WHAT IS ASKED. Repeat every line below exactly, word for word.

AVAILABLE DATA.
——————

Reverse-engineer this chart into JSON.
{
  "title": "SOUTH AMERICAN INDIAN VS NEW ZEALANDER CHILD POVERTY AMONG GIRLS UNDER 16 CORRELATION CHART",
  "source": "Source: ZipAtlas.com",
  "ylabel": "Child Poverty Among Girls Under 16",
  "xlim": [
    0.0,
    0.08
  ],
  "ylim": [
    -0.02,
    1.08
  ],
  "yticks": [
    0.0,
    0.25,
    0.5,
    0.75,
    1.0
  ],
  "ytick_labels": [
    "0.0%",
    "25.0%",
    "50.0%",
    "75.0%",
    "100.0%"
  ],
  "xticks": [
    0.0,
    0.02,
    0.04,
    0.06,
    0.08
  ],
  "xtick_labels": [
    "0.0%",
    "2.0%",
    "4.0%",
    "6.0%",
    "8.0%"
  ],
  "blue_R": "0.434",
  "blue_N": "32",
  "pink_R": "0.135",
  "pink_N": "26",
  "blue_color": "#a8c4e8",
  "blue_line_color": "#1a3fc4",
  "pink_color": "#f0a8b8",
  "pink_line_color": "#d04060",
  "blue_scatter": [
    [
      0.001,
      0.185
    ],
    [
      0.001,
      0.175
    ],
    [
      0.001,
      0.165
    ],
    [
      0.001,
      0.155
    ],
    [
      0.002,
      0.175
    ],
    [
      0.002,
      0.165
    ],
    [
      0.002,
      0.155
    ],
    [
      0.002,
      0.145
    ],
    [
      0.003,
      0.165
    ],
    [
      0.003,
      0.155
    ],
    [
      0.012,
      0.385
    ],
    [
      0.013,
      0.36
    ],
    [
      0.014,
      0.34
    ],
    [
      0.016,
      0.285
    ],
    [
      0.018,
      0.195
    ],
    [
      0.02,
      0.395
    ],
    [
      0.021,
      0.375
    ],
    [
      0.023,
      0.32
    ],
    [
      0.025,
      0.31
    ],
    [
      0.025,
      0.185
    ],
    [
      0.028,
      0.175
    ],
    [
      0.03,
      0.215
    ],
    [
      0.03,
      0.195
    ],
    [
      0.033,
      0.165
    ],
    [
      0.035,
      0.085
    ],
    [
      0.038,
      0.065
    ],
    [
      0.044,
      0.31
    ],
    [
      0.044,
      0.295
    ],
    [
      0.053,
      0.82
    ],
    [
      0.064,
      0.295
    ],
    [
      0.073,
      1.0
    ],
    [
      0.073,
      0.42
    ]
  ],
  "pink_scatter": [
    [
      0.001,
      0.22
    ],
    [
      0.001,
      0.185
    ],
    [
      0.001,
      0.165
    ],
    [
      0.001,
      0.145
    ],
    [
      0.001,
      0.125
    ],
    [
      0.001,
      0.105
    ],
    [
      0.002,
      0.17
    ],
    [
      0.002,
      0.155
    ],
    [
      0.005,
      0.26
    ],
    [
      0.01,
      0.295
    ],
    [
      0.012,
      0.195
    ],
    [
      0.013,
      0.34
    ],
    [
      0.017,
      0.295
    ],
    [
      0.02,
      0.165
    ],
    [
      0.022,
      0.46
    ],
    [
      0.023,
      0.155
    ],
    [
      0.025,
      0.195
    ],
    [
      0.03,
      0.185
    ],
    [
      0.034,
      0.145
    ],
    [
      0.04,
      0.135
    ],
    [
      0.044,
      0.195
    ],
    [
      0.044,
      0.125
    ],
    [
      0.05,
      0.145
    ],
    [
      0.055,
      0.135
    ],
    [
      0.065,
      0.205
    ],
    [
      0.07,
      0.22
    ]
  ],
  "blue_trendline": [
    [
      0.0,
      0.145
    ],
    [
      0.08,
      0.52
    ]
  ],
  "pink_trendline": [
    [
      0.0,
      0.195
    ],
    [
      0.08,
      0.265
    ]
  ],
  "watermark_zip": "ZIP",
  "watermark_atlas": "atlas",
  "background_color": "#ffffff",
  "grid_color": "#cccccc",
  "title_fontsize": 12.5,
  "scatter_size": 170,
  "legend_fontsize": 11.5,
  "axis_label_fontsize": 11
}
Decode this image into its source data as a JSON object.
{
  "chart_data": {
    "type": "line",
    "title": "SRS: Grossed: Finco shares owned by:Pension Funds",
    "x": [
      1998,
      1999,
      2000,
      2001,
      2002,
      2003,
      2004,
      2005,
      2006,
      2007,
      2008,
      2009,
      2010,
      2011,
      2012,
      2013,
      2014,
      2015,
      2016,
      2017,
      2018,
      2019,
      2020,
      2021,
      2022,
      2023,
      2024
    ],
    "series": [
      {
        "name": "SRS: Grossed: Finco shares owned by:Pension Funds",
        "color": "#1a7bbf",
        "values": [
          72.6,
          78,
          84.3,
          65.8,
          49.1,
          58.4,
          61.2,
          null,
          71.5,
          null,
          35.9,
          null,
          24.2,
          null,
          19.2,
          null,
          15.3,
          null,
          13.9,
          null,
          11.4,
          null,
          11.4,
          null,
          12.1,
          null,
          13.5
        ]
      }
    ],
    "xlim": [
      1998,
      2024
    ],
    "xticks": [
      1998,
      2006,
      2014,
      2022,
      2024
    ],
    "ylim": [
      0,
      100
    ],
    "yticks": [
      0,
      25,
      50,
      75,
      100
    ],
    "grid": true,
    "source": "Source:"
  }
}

——————

COMPLETE RESPONSE.
Reverse-engineer this chart into JSON.
{
  "title": "SOUTH AMERICAN INDIAN VS NEW ZEALANDER CHILD POVERTY AMONG GIRLS UNDER 16 CORRELATION CHART",
  "source": "Source: ZipAtlas.com",
  "ylabel": "Child Poverty Among Girls Under 16",
  "xlim": [
    0.0,
    0.08
  ],
  "ylim": [
    -0.02,
    1.08
  ],
  "yticks": [
    0.0,
    0.25,
    0.5,
    0.75,
    1.0
  ],
  "ytick_labels": [
    "0.0%",
    "25.0%",
    "50.0%",
    "75.0%",
    "100.0%"
  ],
  "xticks": [
    0.0,
    0.02,
    0.04,
    0.06,
    0.08
  ],
  "xtick_labels": [
    "0.0%",
    "2.0%",
    "4.0%",
    "6.0%",
    "8.0%"
  ],
  "blue_R": "0.434",
  "blue_N": "32",
  "pink_R": "0.135",
  "pink_N": "26",
  "blue_color": "#a8c4e8",
  "blue_line_color": "#1a3fc4",
  "pink_color": "#f0a8b8",
  "pink_line_color": "#d04060",
  "blue_scatter": [
    [
      0.001,
      0.185
    ],
    [
      0.001,
      0.175
    ],
    [
      0.001,
      0.165
    ],
    [
      0.001,
      0.155
    ],
    [
      0.002,
      0.175
    ],
    [
      0.002,
      0.165
    ],
    [
      0.002,
      0.155
    ],
    [
      0.002,
      0.145
    ],
    [
      0.003,
      0.165
    ],
    [
      0.003,
      0.155
    ],
    [
      0.012,
      0.385
    ],
    [
      0.013,
      0.36
    ],
    [
      0.014,
      0.34
    ],
    [
      0.016,
      0.285
    ],
    [
      0.018,
      0.195
    ],
    [
      0.02,
      0.395
    ],
    [
      0.021,
      0.375
    ],
    [
      0.023,
      0.32
    ],
    [
      0.025,
      0.31
    ],
    [
      0.025,
      0.185
    ],
    [
      0.028,
      0.175
    ],
    [
      0.03,
      0.215
    ],
    [
      0.03,
      0.195
    ],
    [
      0.033,
      0.165
    ],
    [
      0.035,
      0.085
    ],
    [
      0.038,
      0.065
    ],
    [
      0.044,
      0.31
    ],
    [
      0.044,
      0.295
    ],
    [
      0.053,
      0.82
    ],
    [
      0.064,
      0.295
    ],
    [
      0.073,
      1.0
    ],
    [
      0.073,
      0.42
    ]
  ],
  "pink_scatter": [
    [
      0.001,
      0.22
    ],
    [
      0.001,
      0.185
    ],
    [
      0.001,
      0.165
    ],
    [
      0.001,
      0.145
    ],
    [
      0.001,
      0.125
    ],
    [
      0.001,
      0.105
    ],
    [
      0.002,
      0.17
    ],
    [
      0.002,
      0.155
    ],
    [
      0.005,
      0.26
    ],
    [
      0.01,
      0.295
    ],
    [
      0.012,
      0.195
    ],
    [
      0.013,
      0.34
    ],
    [
      0.017,
      0.295
    ],
    [
      0.02,
      0.165
    ],
    [
      0.022,
      0.46
    ],
    [
      0.023,
      0.155
    ],
    [
      0.025,
      0.195
    ],
    [
      0.03,
      0.185
    ],
    [
      0.034,
      0.145
    ],
    [
      0.04,
      0.135
    ],
    [
      0.044,
      0.195
    ],
    [
      0.044,
      0.125
    ],
    [
      0.05,
      0.145
    ],
    [
      0.055,
      0.135
    ],
    [
      0.065,
      0.205
    ],
    [
      0.07,
      0.22
    ]
  ],
  "blue_trendline": [
    [
      0.0,
      0.145
    ],
    [
      0.08,
      0.52
    ]
  ],
  "pink_trendline": [
    [
      0.0,
      0.195
    ],
    [
      0.08,
      0.265
    ]
  ],
  "watermark_zip": "ZIP",
  "watermark_atlas": "atlas",
  "background_color": "#ffffff",
  "grid_color": "#cccccc",
  "title_fontsize": 12.5,
  "scatter_size": 170,
  "legend_fontsize": 11.5,
  "axis_label_fontsize": 11
}
Decode this image into its source data as a JSON object.
{
  "chart_data": {
    "type": "line",
    "title": "SRS: Grossed: Finco shares owned by:Pension Funds",
    "x": [
      1998,
      1999,
      2000,
      2001,
      2002,
      2003,
      2004,
      2005,
      2006,
      2007,
      2008,
      2009,
      2010,
      2011,
      2012,
      2013,
      2014,
      2015,
      2016,
      2017,
      2018,
      2019,
      2020,
      2021,
      2022,
      2023,
      2024
    ],
    "series": [
      {
        "name": "SRS: Grossed: Finco shares owned by:Pension Funds",
        "color": "#1a7bbf",
        "values": [
          72.6,
          78,
          84.3,
          65.8,
          49.1,
          58.4,
          61.2,
          null,
          71.5,
          null,
          35.9,
          null,
          24.2,
          null,
          19.2,
          null,
          15.3,
          null,
          13.9,
          null,
          11.4,
          null,
          11.4,
          null,
          12.1,
          null,
          13.5
        ]
      }
    ],
    "xlim": [
      1998,
      2024
    ],
    "xticks": [
      1998,
      2006,
      2014,
      2022,
      2024
    ],
    "ylim": [
      0,
      100
    ],
    "yticks": [
      0,
      25,
      50,
      75,
      100
    ],
    "grid": true,
    "source": "Source:"
  }
}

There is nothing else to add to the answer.